▼
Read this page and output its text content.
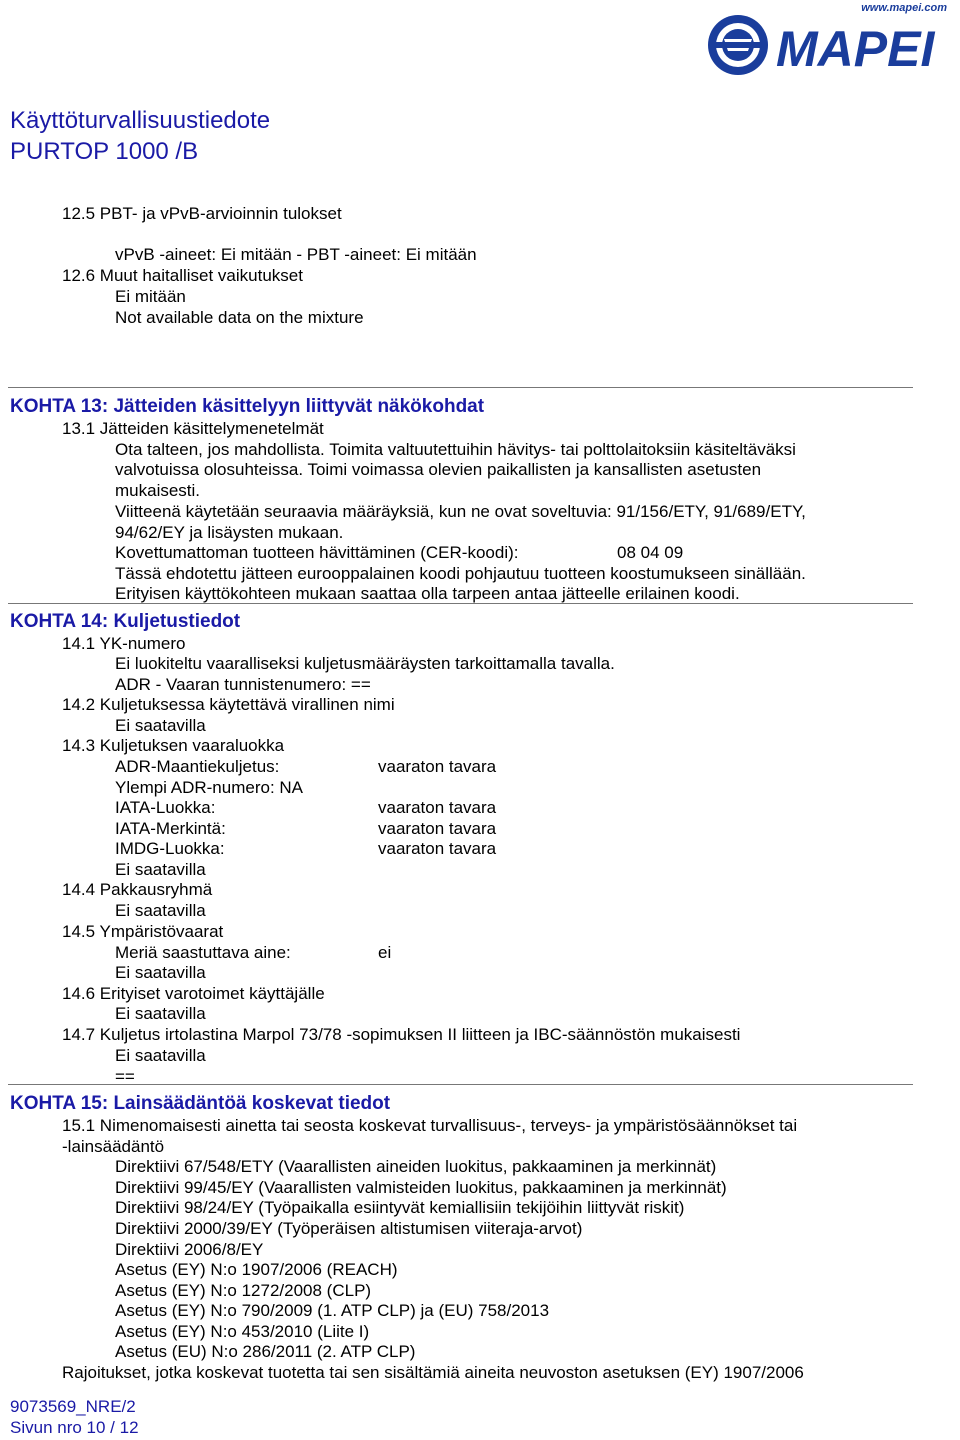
www.mapei.com
MAPEI
Käyttöturvallisuustiedote
PURTOP 1000 /B
12.5 PBT- ja vPvB-arvioinnin tulokset
vPvB -aineet: Ei mitään - PBT -aineet: Ei mitään
12.6 Muut haitalliset vaikutukset
Ei mitään
Not available data on the mixture
KOHTA 13: Jätteiden käsittelyyn liittyvät näkökohdat
13.1 Jätteiden käsittelymenetelmät
Ota talteen, jos mahdollista. Toimita valtuutettuihin hävitys- tai polttolaitoksiin käsiteltäväksi
valvotuissa olosuhteissa. Toimi voimassa olevien paikallisten ja kansallisten asetusten
mukaisesti.
Viitteenä käytetään seuraavia määräyksiä, kun ne ovat soveltuvia: 91/156/ETY, 91/689/ETY,
94/62/EY ja lisäysten mukaan.
Kovettumattoman tuotteen hävittäminen (CER-koodi):	08 04 09
Tässä ehdotettu jätteen eurooppalainen koodi pohjautuu tuotteen koostumukseen sinällään.
Erityisen käyttökohteen mukaan saattaa olla tarpeen antaa jätteelle erilainen koodi.
KOHTA 14: Kuljetustiedot
14.1 YK-numero
Ei luokiteltu vaaralliseksi kuljetusmääräysten tarkoittamalla tavalla.
ADR - Vaaran tunnistenumero: ==
14.2 Kuljetuksessa käytettävä virallinen nimi
Ei saatavilla
14.3 Kuljetuksen vaaraluokka
ADR-Maantiekuljetus:	vaaraton tavara
Ylempi ADR-numero: NA
IATA-Luokka:	vaaraton tavara
IATA-Merkintä:	vaaraton tavara
IMDG-Luokka:	vaaraton tavara
Ei saatavilla
14.4 Pakkausryhmä
Ei saatavilla
14.5 Ympäristövaarat
Meriä saastuttava aine:	ei
Ei saatavilla
14.6 Erityiset varotoimet käyttäjälle
Ei saatavilla
14.7 Kuljetus irtolastina Marpol 73/78 -sopimuksen II liitteen ja IBC-säännöstön mukaisesti
Ei saatavilla
==
KOHTA 15: Lainsäädäntöä koskevat tiedot
15.1 Nimenomaisesti ainetta tai seosta koskevat turvallisuus-, terveys- ja ympäristösäännökset tai
-lainsäädäntö
Direktiivi 67/548/ETY (Vaarallisten aineiden luokitus, pakkaaminen ja merkinnät)
Direktiivi 99/45/EY (Vaarallisten valmisteiden luokitus, pakkaaminen ja merkinnät)
Direktiivi 98/24/EY (Työpaikalla esiintyvät kemiallisiin tekijöihin liittyvät riskit)
Direktiivi 2000/39/EY (Työperäisen altistumisen viiteraja-arvot)
Direktiivi 2006/8/EY
Asetus (EY) N:o 1907/2006 (REACH)
Asetus (EY) N:o 1272/2008 (CLP)
Asetus (EY) N:o 790/2009 (1. ATP CLP) ja (EU) 758/2013
Asetus (EY) N:o 453/2010 (Liite I)
Asetus (EU) N:o 286/2011 (2. ATP CLP)
Rajoitukset, jotka koskevat tuotetta tai sen sisältämiä aineita neuvoston asetuksen (EY) 1907/2006
9073569_NRE/2
Sivun nro 10 / 12
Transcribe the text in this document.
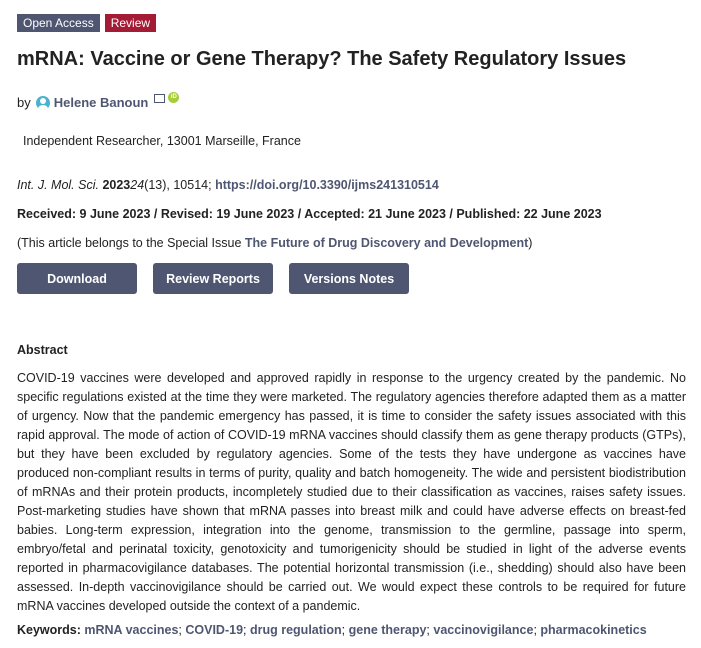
Open Access	Review
mRNA: Vaccine or Gene Therapy? The Safety Regulatory Issues
by Helene Banoun	iD
Independent Researcher, 13001 Marseille, France
Int. J. Mol. Sci. 202324(13), 10514; https://doi.org/10.3390/ijms241310514
Received: 9 June 2023 / Revised: 19 June 2023 / Accepted: 21 June 2023 / Published: 22 June 2023
(This article belongs to the Special Issue The Future of Drug Discovery and Development)
Download	Review Reports	Versions Notes
Abstract

COVID-19 vaccines were developed and approved rapidly in response to the urgency created by the pandemic. No specific regulations existed at the time they were marketed. The regulatory agencies therefore adapted them as a matter of urgency. Now that the pandemic emergency has passed, it is time to consider the safety issues associated with this rapid approval. The mode of action of COVID-19 mRNA vaccines should classify them as gene therapy products (GTPs), but they have been excluded by regulatory agencies. Some of the tests they have undergone as vaccines have produced non-compliant results in terms of purity, quality and batch homogeneity. The wide and persistent biodistribution of mRNAs and their protein products, incompletely studied due to their classification as vaccines, raises safety issues. Post-marketing studies have shown that mRNA passes into breast milk and could have adverse effects on breast-fed babies. Long-term expression, integration into the genome, transmission to the germline, passage into sperm, embryo/fetal and perinatal toxicity, genotoxicity and tumorigenicity should be studied in light of the adverse events reported in pharmacovigilance databases. The potential horizontal transmission (i.e., shedding) should also have been assessed. In-depth vaccinovigilance should be carried out. We would expect these controls to be required for future mRNA vaccines developed outside the context of a pandemic.

Keywords: mRNA vaccines; COVID-19; drug regulation; gene therapy; vaccinovigilance; pharmacokinetics
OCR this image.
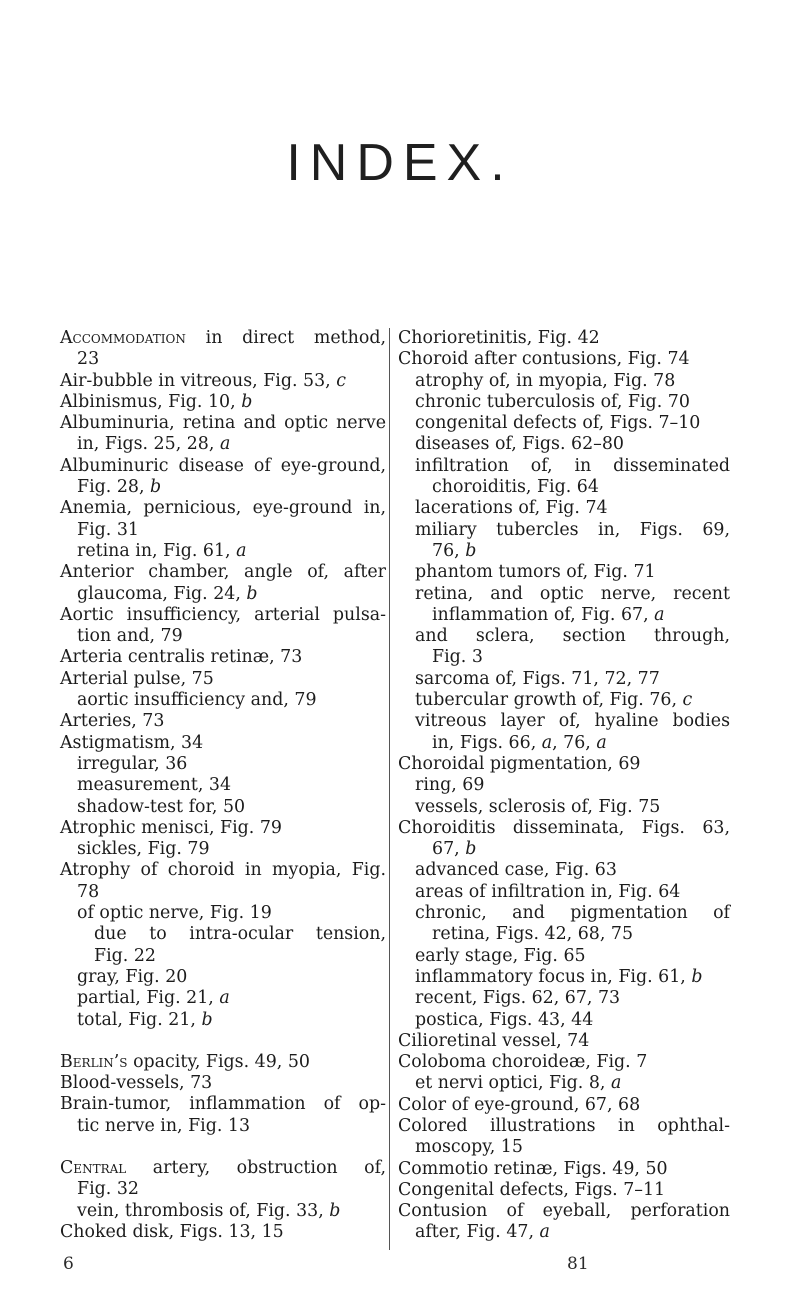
INDEX.
Accommodation in direct method,
23
Air-bubble in vitreous, Fig. 53, c
Albinismus, Fig. 10, b
Albuminuria, retina and optic nerve
in, Figs. 25, 28, a
Albuminuric disease of eye-ground,
Fig. 28, b
Anemia, pernicious, eye-ground in,
Fig. 31
retina in, Fig. 61, a
Anterior chamber, angle of, after
glaucoma, Fig. 24, b
Aortic insufficiency, arterial pulsa-
tion and, 79
Arteria centralis retinæ, 73
Arterial pulse, 75
aortic insufficiency and, 79
Arteries, 73
Astigmatism, 34
irregular, 36
measurement, 34
shadow-test for, 50
Atrophic menisci, Fig. 79
sickles, Fig. 79
Atrophy of choroid in myopia, Fig.
78
of optic nerve, Fig. 19
due to intra-ocular tension,
Fig. 22
gray, Fig. 20
partial, Fig. 21, a
total, Fig. 21, b
Berlin’s opacity, Figs. 49, 50
Blood-vessels, 73
Brain-tumor, inflammation of op-
tic nerve in, Fig. 13
Central artery, obstruction of,
Fig. 32
vein, thrombosis of, Fig. 33, b
Choked disk, Figs. 13, 15
Chorioretinitis, Fig. 42
Choroid after contusions, Fig. 74
atrophy of, in myopia, Fig. 78
chronic tuberculosis of, Fig. 70
congenital defects of, Figs. 7–10
diseases of, Figs. 62–80
infiltration of, in disseminated
choroiditis, Fig. 64
lacerations of, Fig. 74
miliary tubercles in, Figs. 69,
76, b
phantom tumors of, Fig. 71
retina, and optic nerve, recent
inflammation of, Fig. 67, a
and sclera, section through,
Fig. 3
sarcoma of, Figs. 71, 72, 77
tubercular growth of, Fig. 76, c
vitreous layer of, hyaline bodies
in, Figs. 66, a, 76, a
Choroidal pigmentation, 69
ring, 69
vessels, sclerosis of, Fig. 75
Choroiditis disseminata, Figs. 63,
67, b
advanced case, Fig. 63
areas of infiltration in, Fig. 64
chronic, and pigmentation of
retina, Figs. 42, 68, 75
early stage, Fig. 65
inflammatory focus in, Fig. 61, b
recent, Figs. 62, 67, 73
postica, Figs. 43, 44
Cilioretinal vessel, 74
Coloboma choroideæ, Fig. 7
et nervi optici, Fig. 8, a
Color of eye-ground, 67, 68
Colored illustrations in ophthal-
moscopy, 15
Commotio retinæ, Figs. 49, 50
Congenital defects, Figs. 7–11
Contusion of eyeball, perforation
after, Fig. 47, a
6	81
▲
- **Exercise goal**: Could you work out how many lines of the data above contain the word "vessels"? Give only the number.

- **Completed exercise**: 2